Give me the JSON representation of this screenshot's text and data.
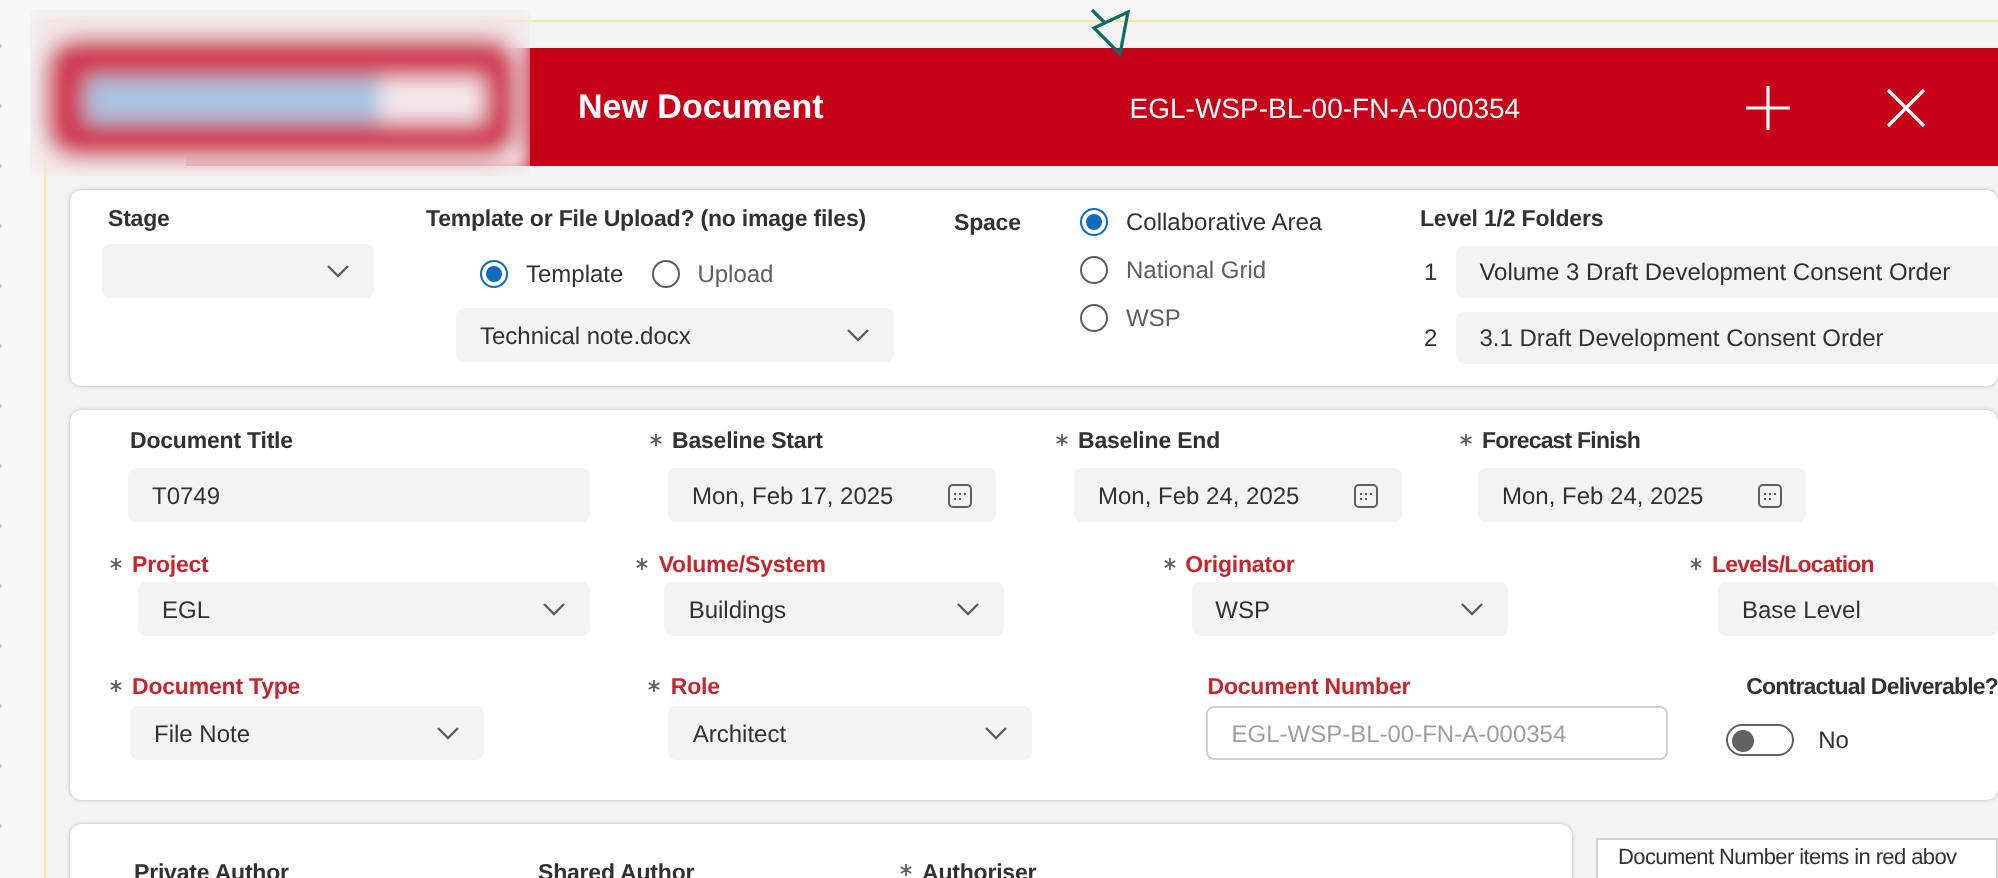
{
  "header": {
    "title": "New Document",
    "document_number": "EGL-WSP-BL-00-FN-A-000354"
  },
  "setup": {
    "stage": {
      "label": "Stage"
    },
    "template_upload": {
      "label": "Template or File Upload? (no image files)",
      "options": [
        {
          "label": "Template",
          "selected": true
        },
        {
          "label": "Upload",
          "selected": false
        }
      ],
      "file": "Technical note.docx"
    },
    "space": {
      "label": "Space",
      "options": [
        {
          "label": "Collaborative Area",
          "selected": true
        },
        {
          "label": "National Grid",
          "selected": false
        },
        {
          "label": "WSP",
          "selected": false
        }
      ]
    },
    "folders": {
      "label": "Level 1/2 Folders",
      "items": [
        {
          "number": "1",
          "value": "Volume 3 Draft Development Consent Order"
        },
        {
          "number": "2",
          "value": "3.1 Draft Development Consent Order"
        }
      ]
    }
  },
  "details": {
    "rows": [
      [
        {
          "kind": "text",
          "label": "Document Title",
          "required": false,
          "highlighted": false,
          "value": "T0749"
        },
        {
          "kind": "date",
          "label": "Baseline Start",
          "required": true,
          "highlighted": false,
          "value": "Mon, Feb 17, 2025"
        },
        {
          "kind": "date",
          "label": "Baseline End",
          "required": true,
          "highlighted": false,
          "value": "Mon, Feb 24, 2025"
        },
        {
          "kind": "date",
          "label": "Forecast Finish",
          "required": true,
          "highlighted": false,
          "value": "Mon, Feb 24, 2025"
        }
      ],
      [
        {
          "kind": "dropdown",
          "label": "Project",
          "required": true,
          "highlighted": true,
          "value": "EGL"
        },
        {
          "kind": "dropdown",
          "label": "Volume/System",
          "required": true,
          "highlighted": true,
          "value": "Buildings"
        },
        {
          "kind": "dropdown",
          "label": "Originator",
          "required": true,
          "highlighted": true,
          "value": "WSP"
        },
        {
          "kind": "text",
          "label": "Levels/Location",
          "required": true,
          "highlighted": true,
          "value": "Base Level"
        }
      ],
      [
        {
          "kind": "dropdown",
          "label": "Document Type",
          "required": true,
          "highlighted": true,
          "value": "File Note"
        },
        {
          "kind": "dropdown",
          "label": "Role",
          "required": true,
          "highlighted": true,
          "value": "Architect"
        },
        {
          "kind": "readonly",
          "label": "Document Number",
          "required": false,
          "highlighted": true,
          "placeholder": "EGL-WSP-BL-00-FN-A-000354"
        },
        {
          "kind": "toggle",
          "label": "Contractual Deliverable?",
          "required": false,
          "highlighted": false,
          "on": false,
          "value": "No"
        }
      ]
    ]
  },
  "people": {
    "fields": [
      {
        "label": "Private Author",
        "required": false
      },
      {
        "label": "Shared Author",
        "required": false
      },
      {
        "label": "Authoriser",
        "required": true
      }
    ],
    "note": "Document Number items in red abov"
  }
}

★ ★ ★ ★ ★ ★ ★

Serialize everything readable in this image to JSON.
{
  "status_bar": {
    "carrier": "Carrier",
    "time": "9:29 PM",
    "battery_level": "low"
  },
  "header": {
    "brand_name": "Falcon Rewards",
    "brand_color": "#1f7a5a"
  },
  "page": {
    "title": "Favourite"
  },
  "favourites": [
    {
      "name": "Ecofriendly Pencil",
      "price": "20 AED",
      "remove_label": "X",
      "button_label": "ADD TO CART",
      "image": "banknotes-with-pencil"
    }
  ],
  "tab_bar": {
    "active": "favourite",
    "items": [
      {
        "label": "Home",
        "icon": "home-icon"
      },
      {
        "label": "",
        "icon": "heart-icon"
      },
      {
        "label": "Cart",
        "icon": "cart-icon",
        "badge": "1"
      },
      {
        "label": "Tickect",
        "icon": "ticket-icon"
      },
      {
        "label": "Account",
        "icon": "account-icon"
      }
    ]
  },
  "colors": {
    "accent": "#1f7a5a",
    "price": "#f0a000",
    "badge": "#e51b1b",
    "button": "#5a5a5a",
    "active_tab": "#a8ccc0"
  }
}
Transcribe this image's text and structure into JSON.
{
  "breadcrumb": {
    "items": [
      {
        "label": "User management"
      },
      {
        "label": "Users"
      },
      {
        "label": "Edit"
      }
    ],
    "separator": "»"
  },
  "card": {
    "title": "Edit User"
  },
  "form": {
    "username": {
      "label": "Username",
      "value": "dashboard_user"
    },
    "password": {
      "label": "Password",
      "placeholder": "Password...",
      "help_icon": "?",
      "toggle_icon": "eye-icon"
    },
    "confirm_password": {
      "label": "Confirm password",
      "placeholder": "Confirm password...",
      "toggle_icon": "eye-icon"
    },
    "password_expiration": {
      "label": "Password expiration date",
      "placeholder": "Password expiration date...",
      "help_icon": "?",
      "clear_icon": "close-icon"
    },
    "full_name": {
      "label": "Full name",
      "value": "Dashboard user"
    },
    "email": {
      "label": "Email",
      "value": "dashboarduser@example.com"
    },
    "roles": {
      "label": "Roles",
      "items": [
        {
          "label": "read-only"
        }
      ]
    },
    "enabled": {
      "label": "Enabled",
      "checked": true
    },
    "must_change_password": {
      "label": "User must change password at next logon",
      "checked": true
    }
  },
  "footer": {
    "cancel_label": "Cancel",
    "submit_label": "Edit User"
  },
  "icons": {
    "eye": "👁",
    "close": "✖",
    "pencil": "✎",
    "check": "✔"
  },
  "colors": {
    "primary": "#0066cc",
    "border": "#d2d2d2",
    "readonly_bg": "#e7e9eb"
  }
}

★ ★ ★ ★ ★ ★ ★

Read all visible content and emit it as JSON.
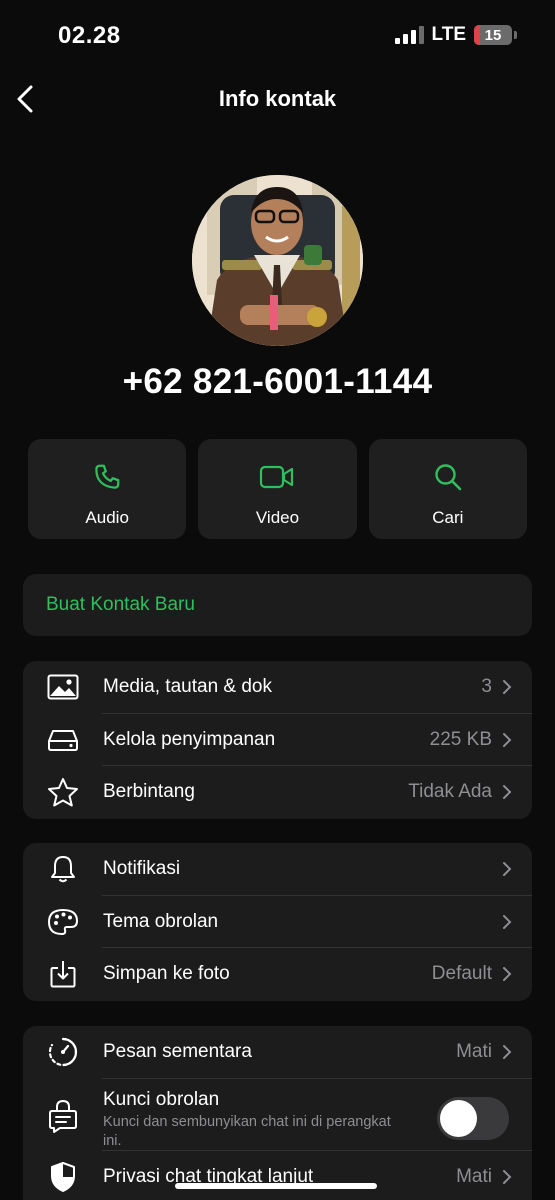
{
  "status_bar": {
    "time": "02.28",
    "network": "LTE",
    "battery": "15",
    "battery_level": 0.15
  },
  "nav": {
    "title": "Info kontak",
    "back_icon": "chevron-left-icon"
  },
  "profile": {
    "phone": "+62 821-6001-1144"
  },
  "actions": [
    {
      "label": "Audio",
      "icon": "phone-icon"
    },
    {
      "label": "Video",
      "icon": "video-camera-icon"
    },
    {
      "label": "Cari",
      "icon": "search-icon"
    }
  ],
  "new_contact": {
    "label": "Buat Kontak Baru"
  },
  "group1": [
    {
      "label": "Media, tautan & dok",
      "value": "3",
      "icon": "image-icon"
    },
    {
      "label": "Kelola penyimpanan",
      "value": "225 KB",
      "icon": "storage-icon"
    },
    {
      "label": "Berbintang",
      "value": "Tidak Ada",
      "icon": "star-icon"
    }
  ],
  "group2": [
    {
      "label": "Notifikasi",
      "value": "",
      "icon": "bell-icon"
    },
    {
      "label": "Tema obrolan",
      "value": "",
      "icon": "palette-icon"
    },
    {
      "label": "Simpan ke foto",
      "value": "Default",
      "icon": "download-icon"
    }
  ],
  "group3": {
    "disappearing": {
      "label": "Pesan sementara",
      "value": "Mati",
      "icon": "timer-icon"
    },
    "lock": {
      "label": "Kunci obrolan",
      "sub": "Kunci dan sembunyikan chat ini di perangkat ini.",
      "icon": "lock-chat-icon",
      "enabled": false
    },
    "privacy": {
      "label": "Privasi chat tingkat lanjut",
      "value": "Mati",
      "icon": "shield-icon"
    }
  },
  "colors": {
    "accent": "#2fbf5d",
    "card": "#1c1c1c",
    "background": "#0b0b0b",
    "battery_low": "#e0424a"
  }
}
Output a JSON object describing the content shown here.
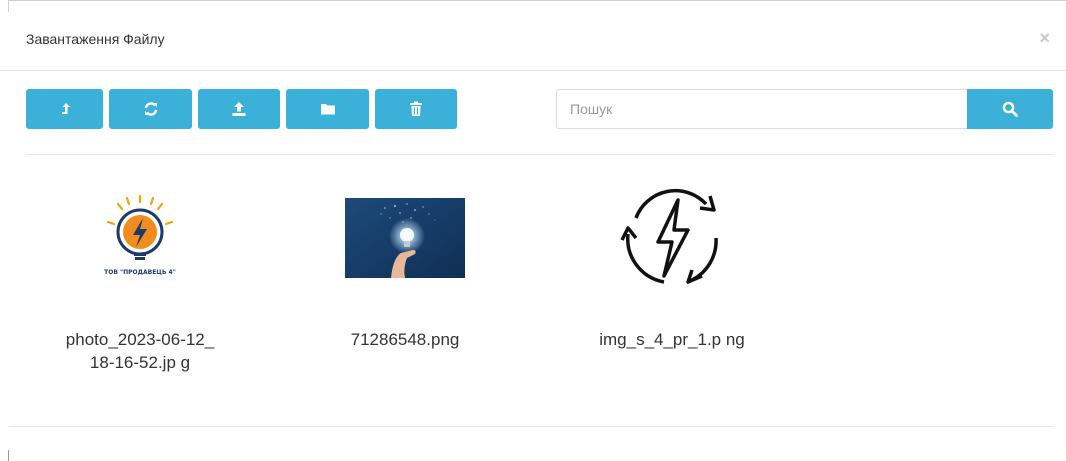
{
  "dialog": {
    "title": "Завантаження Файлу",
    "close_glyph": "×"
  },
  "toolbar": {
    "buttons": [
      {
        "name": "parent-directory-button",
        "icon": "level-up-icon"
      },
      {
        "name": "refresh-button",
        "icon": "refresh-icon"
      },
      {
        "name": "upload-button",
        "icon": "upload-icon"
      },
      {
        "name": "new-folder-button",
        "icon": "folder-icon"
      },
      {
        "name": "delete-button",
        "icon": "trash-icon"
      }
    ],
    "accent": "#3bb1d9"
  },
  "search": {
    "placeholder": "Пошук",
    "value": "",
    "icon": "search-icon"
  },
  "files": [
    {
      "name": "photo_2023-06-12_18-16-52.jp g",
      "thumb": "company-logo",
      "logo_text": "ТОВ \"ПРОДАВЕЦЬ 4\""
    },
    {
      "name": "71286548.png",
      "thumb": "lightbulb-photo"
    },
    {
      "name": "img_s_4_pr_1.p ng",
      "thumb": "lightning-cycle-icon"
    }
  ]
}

★ ★ ★ ★ ★ ★ ★

Show every line in the records above that contains the word "Baseline".

          "label": "Baseline Start",
          "label": "Baseline End",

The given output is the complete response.